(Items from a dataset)
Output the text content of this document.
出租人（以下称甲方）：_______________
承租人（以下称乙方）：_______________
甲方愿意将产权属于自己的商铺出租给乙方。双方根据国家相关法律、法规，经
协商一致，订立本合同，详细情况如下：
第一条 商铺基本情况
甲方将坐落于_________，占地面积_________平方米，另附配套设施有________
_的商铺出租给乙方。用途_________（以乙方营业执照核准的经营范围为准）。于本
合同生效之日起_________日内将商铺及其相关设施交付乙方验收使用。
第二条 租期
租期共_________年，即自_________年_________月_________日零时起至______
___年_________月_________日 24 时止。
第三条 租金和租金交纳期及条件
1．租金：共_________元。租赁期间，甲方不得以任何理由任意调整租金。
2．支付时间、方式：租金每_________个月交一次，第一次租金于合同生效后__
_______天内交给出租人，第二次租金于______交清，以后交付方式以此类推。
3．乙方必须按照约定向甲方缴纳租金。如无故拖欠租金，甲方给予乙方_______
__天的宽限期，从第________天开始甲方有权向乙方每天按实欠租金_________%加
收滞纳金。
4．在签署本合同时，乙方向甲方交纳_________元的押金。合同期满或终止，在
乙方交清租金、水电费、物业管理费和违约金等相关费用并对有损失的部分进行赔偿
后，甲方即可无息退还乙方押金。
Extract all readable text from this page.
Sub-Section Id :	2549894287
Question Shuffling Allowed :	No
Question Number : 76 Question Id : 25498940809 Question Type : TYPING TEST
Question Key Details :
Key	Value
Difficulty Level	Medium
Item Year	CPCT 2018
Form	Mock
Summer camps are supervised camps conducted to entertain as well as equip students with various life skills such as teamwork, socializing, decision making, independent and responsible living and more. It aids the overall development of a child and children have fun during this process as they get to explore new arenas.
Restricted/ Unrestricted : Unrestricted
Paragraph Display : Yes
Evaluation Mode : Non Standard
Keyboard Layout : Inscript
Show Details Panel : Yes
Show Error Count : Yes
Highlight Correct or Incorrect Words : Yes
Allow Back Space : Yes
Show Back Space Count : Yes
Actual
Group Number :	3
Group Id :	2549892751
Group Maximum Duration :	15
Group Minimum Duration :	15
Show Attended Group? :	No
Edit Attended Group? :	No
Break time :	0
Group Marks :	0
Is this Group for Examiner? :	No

* TASK DESCRIPTION *
Please set down each line of the records exactly as given.

* REPLY TO THE EXERCISE *
Output the text content of this document.
出租人（以下称甲方）：_______________
承租人（以下称乙方）：_______________
甲方愿意将产权属于自己的商铺出租给乙方。双方根据国家相关法律、法规，经
协商一致，订立本合同，详细情况如下：
第一条 商铺基本情况
甲方将坐落于_________，占地面积_________平方米，另附配套设施有________
_的商铺出租给乙方。用途_________（以乙方营业执照核准的经营范围为准）。于本
合同生效之日起_________日内将商铺及其相关设施交付乙方验收使用。
第二条 租期
租期共_________年，即自_________年_________月_________日零时起至______
___年_________月_________日 24 时止。
第三条 租金和租金交纳期及条件
1．租金：共_________元。租赁期间，甲方不得以任何理由任意调整租金。
2．支付时间、方式：租金每_________个月交一次，第一次租金于合同生效后__
_______天内交给出租人，第二次租金于______交清，以后交付方式以此类推。
3．乙方必须按照约定向甲方缴纳租金。如无故拖欠租金，甲方给予乙方_______
__天的宽限期，从第________天开始甲方有权向乙方每天按实欠租金_________%加
收滞纳金。
4．在签署本合同时，乙方向甲方交纳_________元的押金。合同期满或终止，在
乙方交清租金、水电费、物业管理费和违约金等相关费用并对有损失的部分进行赔偿
后，甲方即可无息退还乙方押金。
Extract all readable text from this page.
Sub-Section Id :	2549894287
Question Shuffling Allowed :	No
Question Number : 76 Question Id : 25498940809 Question Type : TYPING TEST
Question Key Details :
Key	Value
Difficulty Level	Medium
Item Year	CPCT 2018
Form	Mock
Summer camps are supervised camps conducted to entertain as well as equip students with various life skills such as teamwork, socializing, decision making, independent and responsible living and more. It aids the overall development of a child and children have fun during this process as they get to explore new arenas.
Restricted/ Unrestricted : Unrestricted
Paragraph Display : Yes
Evaluation Mode : Non Standard
Keyboard Layout : Inscript
Show Details Panel : Yes
Show Error Count : Yes
Highlight Correct or Incorrect Words : Yes
Allow Back Space : Yes
Show Back Space Count : Yes
Actual
Group Number :	3
Group Id :	2549892751
Group Maximum Duration :	15
Group Minimum Duration :	15
Show Attended Group? :	No
Edit Attended Group? :	No
Break time :	0
Group Marks :	0
Is this Group for Examiner? :	No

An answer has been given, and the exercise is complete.